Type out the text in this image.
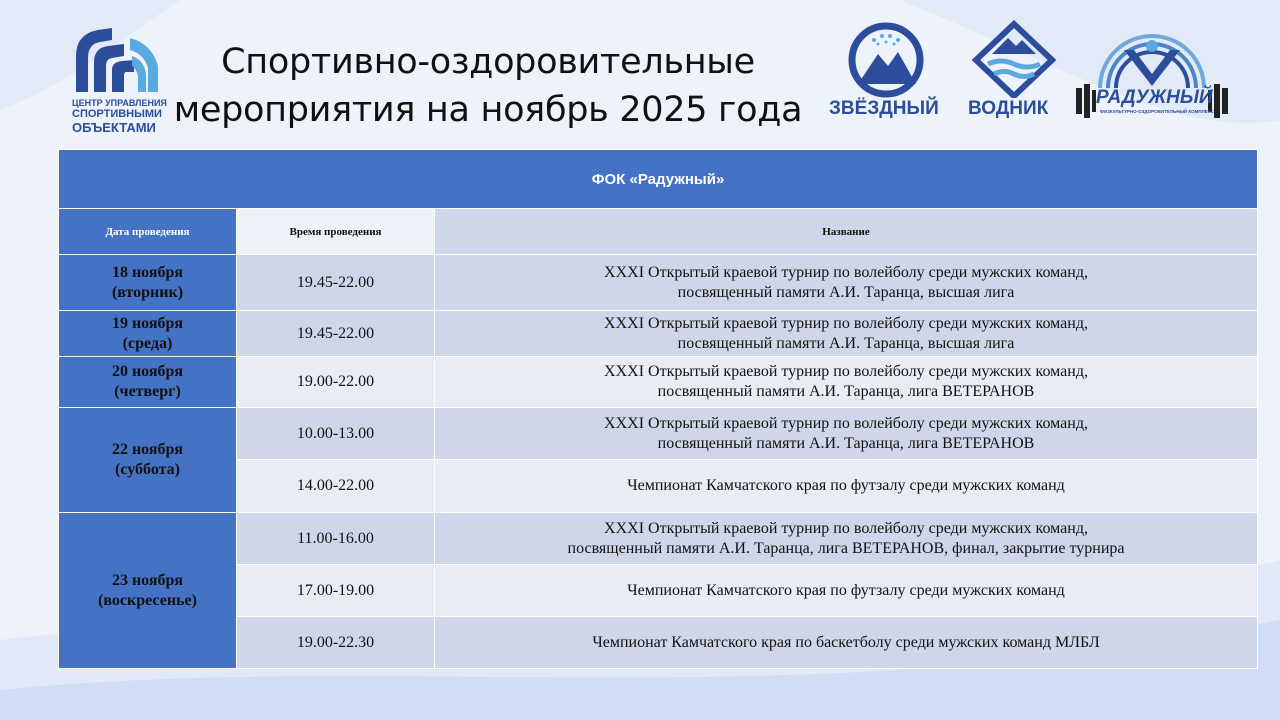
Спортивно-оздоровительные
мероприятия на ноябрь 2025 года
ЦЕНТР УПРАВЛЕНИЯ
СПОРТИВНЫМИ
ОБЪЕКТАМИ
ЗВЁЗДНЫЙ ВОДНИК
РАДУЖНЫЙ
ФИЗКУЛЬТУРНО-ОЗДОРОВИТЕЛЬНЫЙ КОМПЛЕКС
ФОК «Радужный»		
Дата проведения	Время проведения	Название

18 ноября
(вторник)	19.45-22.00	XXXI Открытый краевой турнир по волейболу среди мужских команд,
посвященный памяти А.И. Таранца, высшая лига

19 ноября
(среда)	19.45-22.00	XXXI Открытый краевой турнир по волейболу среди мужских команд,
посвященный памяти А.И. Таранца, высшая лига

20 ноября
(четверг)	19.00-22.00	XXXI Открытый краевой турнир по волейболу среди мужских команд,
посвященный памяти А.И. Таранца, лига ВЕТЕРАНОВ

22 ноября
(суббота)	10.00-13.00	XXXI Открытый краевой турнир по волейболу среди мужских команд,
посвященный памяти А.И. Таранца, лига ВЕТЕРАНОВ

	14.00-22.00	Чемпионат Камчатского края по футзалу среди мужских команд

23 ноября
(воскресенье)	11.00-16.00	XXXI Открытый краевой турнир по волейболу среди мужских команд,
посвященный памяти А.И. Таранца, лига ВЕТЕРАНОВ, финал, закрытие турнира

	17.00-19.00	Чемпионат Камчатского края по футзалу среди мужских команд

	19.00-22.30	Чемпионат Камчатского края по баскетболу среди мужских команд МЛБЛ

GIVEN PROBLEM: Copy every entry word for word, but omit the pictures.

RIGHT ANSWER:
Type out the text in this image.
Спортивно-оздоровительные
мероприятия на ноябрь 2025 года
ЦЕНТР УПРАВЛЕНИЯ
СПОРТИВНЫМИ
ОБЪЕКТАМИ
ЗВЁЗДНЫЙ ВОДНИК
РАДУЖНЫЙ
ФИЗКУЛЬТУРНО-ОЗДОРОВИТЕЛЬНЫЙ КОМПЛЕКС
ФОК «Радужный»		
Дата проведения	Время проведения	Название

18 ноября
(вторник)	19.45-22.00	XXXI Открытый краевой турнир по волейболу среди мужских команд,
посвященный памяти А.И. Таранца, высшая лига

19 ноября
(среда)	19.45-22.00	XXXI Открытый краевой турнир по волейболу среди мужских команд,
посвященный памяти А.И. Таранца, высшая лига

20 ноября
(четверг)	19.00-22.00	XXXI Открытый краевой турнир по волейболу среди мужских команд,
посвященный памяти А.И. Таранца, лига ВЕТЕРАНОВ

22 ноября
(суббота)	10.00-13.00	XXXI Открытый краевой турнир по волейболу среди мужских команд,
посвященный памяти А.И. Таранца, лига ВЕТЕРАНОВ

	14.00-22.00	Чемпионат Камчатского края по футзалу среди мужских команд

23 ноября
(воскресенье)	11.00-16.00	XXXI Открытый краевой турнир по волейболу среди мужских команд,
посвященный памяти А.И. Таранца, лига ВЕТЕРАНОВ, финал, закрытие турнира

	17.00-19.00	Чемпионат Камчатского края по футзалу среди мужских команд

	19.00-22.30	Чемпионат Камчатского края по баскетболу среди мужских команд МЛБЛ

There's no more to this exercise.